GIVEN DATA –
___
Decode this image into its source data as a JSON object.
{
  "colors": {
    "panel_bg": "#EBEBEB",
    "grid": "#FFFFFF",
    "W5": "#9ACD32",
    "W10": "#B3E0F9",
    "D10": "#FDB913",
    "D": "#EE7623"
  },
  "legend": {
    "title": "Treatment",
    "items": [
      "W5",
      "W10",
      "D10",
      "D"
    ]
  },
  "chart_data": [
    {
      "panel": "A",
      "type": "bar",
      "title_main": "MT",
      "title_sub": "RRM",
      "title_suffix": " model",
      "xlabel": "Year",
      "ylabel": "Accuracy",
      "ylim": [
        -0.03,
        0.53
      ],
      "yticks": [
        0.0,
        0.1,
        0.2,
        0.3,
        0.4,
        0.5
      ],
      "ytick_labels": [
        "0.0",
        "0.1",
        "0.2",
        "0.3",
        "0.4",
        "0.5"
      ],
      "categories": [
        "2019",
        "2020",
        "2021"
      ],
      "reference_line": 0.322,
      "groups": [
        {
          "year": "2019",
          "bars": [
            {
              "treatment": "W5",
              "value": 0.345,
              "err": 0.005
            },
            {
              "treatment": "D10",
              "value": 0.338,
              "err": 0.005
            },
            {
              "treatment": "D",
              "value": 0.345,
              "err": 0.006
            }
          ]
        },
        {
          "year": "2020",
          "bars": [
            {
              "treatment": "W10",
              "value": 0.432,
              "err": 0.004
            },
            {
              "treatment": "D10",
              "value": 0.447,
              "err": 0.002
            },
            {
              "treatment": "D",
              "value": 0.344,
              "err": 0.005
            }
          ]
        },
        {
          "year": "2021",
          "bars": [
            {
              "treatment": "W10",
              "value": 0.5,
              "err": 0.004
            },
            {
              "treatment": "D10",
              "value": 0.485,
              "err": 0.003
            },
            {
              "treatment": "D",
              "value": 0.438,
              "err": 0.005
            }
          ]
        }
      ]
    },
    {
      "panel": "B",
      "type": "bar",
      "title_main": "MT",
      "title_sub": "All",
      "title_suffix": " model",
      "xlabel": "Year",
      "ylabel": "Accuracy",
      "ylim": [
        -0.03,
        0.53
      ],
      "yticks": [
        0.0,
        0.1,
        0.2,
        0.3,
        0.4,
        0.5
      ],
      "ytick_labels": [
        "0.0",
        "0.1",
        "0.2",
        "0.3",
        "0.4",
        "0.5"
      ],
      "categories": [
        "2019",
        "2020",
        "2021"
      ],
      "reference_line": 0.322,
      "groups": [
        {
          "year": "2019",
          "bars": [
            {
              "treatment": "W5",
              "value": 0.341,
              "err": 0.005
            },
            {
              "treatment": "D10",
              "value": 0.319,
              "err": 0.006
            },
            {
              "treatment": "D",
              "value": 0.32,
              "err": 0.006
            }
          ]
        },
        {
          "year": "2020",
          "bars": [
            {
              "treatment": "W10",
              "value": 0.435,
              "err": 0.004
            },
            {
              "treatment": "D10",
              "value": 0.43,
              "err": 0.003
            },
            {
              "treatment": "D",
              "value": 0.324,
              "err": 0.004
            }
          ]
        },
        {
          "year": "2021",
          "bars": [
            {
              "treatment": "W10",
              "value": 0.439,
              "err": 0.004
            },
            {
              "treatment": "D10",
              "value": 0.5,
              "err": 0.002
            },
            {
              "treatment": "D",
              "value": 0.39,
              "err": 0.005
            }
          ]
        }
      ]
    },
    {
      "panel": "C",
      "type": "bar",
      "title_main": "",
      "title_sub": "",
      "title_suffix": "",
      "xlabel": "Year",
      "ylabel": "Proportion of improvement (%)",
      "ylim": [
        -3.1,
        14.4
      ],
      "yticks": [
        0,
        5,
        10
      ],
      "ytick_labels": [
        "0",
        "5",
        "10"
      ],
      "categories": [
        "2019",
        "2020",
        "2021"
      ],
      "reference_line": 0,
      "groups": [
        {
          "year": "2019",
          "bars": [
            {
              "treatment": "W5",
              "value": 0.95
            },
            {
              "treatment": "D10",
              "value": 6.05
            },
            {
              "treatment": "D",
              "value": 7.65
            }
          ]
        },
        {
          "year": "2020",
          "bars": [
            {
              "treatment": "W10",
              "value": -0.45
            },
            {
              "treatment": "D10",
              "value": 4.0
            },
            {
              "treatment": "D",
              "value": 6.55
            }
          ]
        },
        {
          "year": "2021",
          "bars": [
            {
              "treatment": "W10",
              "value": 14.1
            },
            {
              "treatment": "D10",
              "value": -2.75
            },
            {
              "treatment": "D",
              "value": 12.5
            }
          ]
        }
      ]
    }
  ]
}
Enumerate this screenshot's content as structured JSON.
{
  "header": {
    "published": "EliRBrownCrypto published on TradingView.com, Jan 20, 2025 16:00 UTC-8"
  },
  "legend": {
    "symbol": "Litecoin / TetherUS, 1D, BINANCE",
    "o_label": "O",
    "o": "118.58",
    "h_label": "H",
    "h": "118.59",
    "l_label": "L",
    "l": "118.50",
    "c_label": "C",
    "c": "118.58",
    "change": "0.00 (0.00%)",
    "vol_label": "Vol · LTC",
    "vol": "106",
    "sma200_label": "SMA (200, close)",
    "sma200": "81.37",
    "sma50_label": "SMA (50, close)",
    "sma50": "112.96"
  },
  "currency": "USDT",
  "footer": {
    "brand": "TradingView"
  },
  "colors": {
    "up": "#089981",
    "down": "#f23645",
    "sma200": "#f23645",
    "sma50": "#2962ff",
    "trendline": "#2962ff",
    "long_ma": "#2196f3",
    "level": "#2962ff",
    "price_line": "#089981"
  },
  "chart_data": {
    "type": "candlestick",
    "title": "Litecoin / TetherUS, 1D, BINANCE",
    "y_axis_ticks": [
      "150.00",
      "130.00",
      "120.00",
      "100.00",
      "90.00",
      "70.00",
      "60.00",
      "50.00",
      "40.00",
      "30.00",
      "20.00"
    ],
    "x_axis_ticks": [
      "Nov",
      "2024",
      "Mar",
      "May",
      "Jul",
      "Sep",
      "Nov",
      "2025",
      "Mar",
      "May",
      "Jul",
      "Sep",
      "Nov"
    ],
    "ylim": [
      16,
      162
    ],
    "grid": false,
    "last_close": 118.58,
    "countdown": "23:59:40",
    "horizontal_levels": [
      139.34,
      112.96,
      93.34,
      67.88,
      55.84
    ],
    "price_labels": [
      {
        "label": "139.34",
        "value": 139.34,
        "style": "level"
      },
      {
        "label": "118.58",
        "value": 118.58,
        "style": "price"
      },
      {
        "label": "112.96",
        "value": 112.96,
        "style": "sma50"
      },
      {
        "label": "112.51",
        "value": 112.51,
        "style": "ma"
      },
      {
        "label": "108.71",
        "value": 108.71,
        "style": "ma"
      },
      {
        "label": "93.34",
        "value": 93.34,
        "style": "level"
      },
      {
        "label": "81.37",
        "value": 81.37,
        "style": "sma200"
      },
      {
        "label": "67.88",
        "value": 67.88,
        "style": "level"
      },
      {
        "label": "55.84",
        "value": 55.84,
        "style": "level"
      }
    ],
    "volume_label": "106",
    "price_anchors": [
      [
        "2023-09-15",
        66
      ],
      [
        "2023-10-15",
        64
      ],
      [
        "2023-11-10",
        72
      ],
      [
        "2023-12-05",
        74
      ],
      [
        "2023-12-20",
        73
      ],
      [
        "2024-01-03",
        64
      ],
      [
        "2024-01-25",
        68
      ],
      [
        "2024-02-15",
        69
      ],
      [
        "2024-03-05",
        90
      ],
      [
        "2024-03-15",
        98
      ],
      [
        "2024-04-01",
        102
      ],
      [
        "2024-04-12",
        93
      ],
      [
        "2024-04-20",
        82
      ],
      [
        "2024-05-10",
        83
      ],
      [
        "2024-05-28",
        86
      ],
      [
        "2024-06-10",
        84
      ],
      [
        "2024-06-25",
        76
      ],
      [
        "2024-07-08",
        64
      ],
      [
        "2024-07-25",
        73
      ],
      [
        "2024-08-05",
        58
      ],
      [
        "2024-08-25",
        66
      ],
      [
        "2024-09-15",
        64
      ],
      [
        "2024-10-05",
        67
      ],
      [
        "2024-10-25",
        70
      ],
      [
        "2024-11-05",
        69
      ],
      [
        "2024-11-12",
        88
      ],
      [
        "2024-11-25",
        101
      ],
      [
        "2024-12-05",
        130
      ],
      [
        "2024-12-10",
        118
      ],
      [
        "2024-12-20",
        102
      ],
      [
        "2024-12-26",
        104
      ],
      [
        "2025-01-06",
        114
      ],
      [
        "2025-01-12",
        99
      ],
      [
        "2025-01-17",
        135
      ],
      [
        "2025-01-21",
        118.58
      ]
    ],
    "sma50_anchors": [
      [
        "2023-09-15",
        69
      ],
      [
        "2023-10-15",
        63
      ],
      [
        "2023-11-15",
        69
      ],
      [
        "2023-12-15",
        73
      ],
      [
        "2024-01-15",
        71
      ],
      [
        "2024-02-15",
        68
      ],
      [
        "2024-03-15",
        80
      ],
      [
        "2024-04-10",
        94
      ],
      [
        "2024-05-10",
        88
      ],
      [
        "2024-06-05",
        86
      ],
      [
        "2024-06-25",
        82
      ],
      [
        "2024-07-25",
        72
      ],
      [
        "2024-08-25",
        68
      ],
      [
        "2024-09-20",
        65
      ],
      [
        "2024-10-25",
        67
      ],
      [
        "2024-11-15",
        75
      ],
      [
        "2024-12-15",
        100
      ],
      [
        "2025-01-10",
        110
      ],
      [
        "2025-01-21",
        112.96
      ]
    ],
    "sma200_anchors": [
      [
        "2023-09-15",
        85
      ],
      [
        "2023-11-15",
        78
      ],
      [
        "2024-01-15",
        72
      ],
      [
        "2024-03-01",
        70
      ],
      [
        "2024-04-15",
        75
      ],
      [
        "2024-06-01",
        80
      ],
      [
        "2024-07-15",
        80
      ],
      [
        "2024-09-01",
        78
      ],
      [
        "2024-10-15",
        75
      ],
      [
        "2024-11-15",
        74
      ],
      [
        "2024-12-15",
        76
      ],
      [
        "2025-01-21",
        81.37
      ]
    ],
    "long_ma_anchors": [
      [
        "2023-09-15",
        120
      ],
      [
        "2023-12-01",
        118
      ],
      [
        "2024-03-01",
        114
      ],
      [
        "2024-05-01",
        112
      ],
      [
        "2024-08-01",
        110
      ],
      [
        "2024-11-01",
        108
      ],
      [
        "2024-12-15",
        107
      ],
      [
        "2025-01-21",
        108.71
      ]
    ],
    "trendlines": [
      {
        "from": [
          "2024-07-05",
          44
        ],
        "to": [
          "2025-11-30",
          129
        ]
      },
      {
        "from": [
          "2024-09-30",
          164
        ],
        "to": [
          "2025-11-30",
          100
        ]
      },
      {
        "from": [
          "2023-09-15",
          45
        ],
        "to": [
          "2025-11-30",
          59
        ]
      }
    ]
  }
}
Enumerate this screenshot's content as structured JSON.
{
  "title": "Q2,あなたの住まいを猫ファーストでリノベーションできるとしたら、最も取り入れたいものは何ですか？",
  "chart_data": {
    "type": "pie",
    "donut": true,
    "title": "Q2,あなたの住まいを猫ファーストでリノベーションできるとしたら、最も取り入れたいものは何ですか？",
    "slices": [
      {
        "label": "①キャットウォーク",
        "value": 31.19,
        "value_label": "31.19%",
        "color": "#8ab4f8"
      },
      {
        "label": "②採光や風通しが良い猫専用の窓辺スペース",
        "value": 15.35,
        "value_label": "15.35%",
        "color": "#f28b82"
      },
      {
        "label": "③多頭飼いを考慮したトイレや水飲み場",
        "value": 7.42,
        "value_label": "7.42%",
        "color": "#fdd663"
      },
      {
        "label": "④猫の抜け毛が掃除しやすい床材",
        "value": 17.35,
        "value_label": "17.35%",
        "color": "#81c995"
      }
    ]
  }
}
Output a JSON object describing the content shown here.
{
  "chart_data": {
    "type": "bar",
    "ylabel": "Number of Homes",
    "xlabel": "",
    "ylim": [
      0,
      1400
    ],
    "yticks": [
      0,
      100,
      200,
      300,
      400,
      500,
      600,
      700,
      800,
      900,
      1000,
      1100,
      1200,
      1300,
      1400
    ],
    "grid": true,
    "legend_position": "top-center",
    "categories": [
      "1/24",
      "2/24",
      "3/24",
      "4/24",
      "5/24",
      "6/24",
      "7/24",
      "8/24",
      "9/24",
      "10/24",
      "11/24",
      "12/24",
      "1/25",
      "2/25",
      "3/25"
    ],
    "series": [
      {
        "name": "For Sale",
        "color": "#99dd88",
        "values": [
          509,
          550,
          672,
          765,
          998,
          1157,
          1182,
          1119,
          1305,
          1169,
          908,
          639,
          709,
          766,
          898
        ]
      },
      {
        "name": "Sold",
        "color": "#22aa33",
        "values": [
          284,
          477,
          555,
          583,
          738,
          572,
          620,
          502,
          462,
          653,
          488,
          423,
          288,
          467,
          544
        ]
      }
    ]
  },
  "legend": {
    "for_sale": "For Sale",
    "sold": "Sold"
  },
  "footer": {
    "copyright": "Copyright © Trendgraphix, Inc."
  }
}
___
WRITTEN PROBLEM –
Restate the final lines of the listing above word for word, beginning at the line that contains "Output a JSON".

SOLUTION –
Output a JSON object describing the content shown here.
{
  "chart_data": {
    "type": "bar",
    "ylabel": "Number of Homes",
    "xlabel": "",
    "ylim": [
      0,
      1400
    ],
    "yticks": [
      0,
      100,
      200,
      300,
      400,
      500,
      600,
      700,
      800,
      900,
      1000,
      1100,
      1200,
      1300,
      1400
    ],
    "grid": true,
    "legend_position": "top-center",
    "categories": [
      "1/24",
      "2/24",
      "3/24",
      "4/24",
      "5/24",
      "6/24",
      "7/24",
      "8/24",
      "9/24",
      "10/24",
      "11/24",
      "12/24",
      "1/25",
      "2/25",
      "3/25"
    ],
    "series": [
      {
        "name": "For Sale",
        "color": "#99dd88",
        "values": [
          509,
          550,
          672,
          765,
          998,
          1157,
          1182,
          1119,
          1305,
          1169,
          908,
          639,
          709,
          766,
          898
        ]
      },
      {
        "name": "Sold",
        "color": "#22aa33",
        "values": [
          284,
          477,
          555,
          583,
          738,
          572,
          620,
          502,
          462,
          653,
          488,
          423,
          288,
          467,
          544
        ]
      }
    ]
  },
  "legend": {
    "for_sale": "For Sale",
    "sold": "Sold"
  },
  "footer": {
    "copyright": "Copyright © Trendgraphix, Inc."
  }
}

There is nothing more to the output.